■ Short task
Return all of the entries word for word, but omit the pictures they contain.
++++++
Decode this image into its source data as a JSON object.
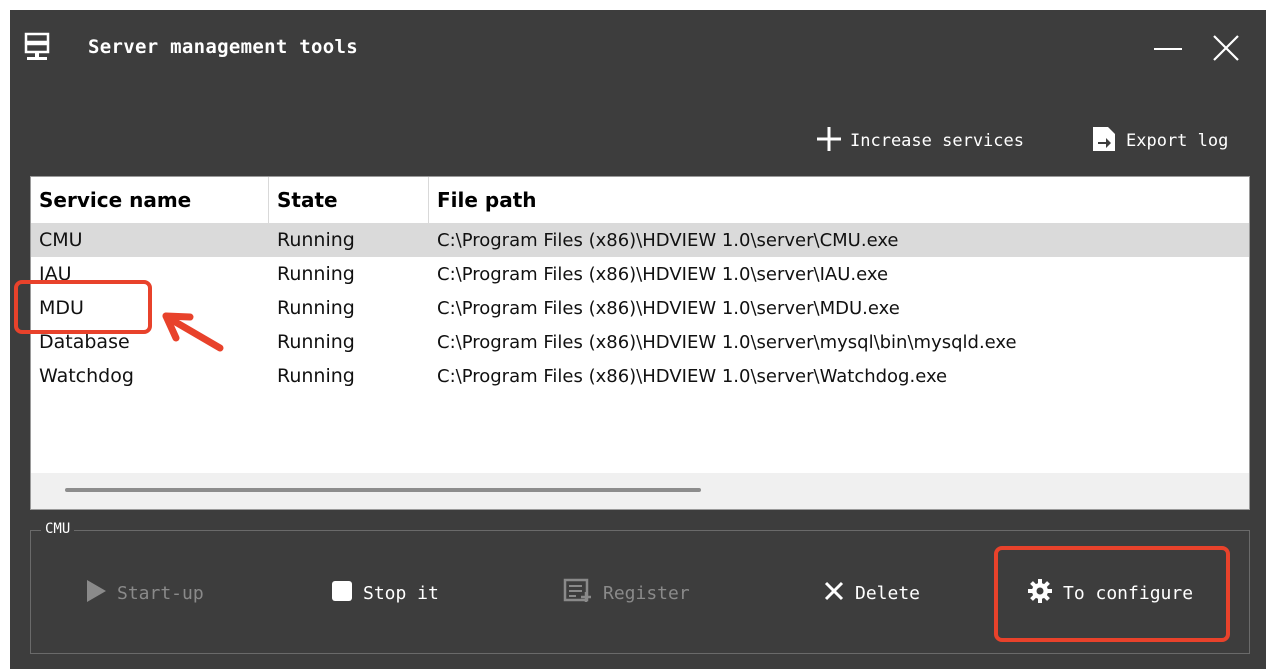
{
  "window": {
    "title": "Server management tools",
    "icons": {
      "app": "server-icon",
      "minimize": "minimize-icon",
      "close": "close-icon"
    }
  },
  "toolbar": {
    "add_label": "Increase services",
    "export_label": "Export log"
  },
  "table": {
    "headers": {
      "name": "Service name",
      "state": "State",
      "path": "File path"
    },
    "rows": [
      {
        "name": "CMU",
        "state": "Running",
        "path": "C:\\Program Files (x86)\\HDVIEW 1.0\\server\\CMU.exe"
      },
      {
        "name": "IAU",
        "state": "Running",
        "path": "C:\\Program Files (x86)\\HDVIEW 1.0\\server\\IAU.exe"
      },
      {
        "name": "MDU",
        "state": "Running",
        "path": "C:\\Program Files (x86)\\HDVIEW 1.0\\server\\MDU.exe"
      },
      {
        "name": "Database",
        "state": "Running",
        "path": "C:\\Program Files (x86)\\HDVIEW 1.0\\server\\mysql\\bin\\mysqld.exe"
      },
      {
        "name": "Watchdog",
        "state": "Running",
        "path": "C:\\Program Files (x86)\\HDVIEW 1.0\\server\\Watchdog.exe"
      }
    ],
    "selected_row": 0
  },
  "group": {
    "label": "CMU",
    "actions": {
      "start": "Start-up",
      "stop": "Stop it",
      "register": "Register",
      "delete": "Delete",
      "configure": "To configure"
    }
  },
  "colors": {
    "window_bg": "#3d3d3d",
    "annotation": "#e8422b",
    "disabled_text": "#8a8a8a",
    "selected_row": "#dadada"
  }
}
++++++
■ Exercise response
Decode this image into its source data as a JSON object.
{
  "window": {
    "title": "Server management tools",
    "icons": {
      "app": "server-icon",
      "minimize": "minimize-icon",
      "close": "close-icon"
    }
  },
  "toolbar": {
    "add_label": "Increase services",
    "export_label": "Export log"
  },
  "table": {
    "headers": {
      "name": "Service name",
      "state": "State",
      "path": "File path"
    },
    "rows": [
      {
        "name": "CMU",
        "state": "Running",
        "path": "C:\\Program Files (x86)\\HDVIEW 1.0\\server\\CMU.exe"
      },
      {
        "name": "IAU",
        "state": "Running",
        "path": "C:\\Program Files (x86)\\HDVIEW 1.0\\server\\IAU.exe"
      },
      {
        "name": "MDU",
        "state": "Running",
        "path": "C:\\Program Files (x86)\\HDVIEW 1.0\\server\\MDU.exe"
      },
      {
        "name": "Database",
        "state": "Running",
        "path": "C:\\Program Files (x86)\\HDVIEW 1.0\\server\\mysql\\bin\\mysqld.exe"
      },
      {
        "name": "Watchdog",
        "state": "Running",
        "path": "C:\\Program Files (x86)\\HDVIEW 1.0\\server\\Watchdog.exe"
      }
    ],
    "selected_row": 0
  },
  "group": {
    "label": "CMU",
    "actions": {
      "start": "Start-up",
      "stop": "Stop it",
      "register": "Register",
      "delete": "Delete",
      "configure": "To configure"
    }
  },
  "colors": {
    "window_bg": "#3d3d3d",
    "annotation": "#e8422b",
    "disabled_text": "#8a8a8a",
    "selected_row": "#dadada"
  }
}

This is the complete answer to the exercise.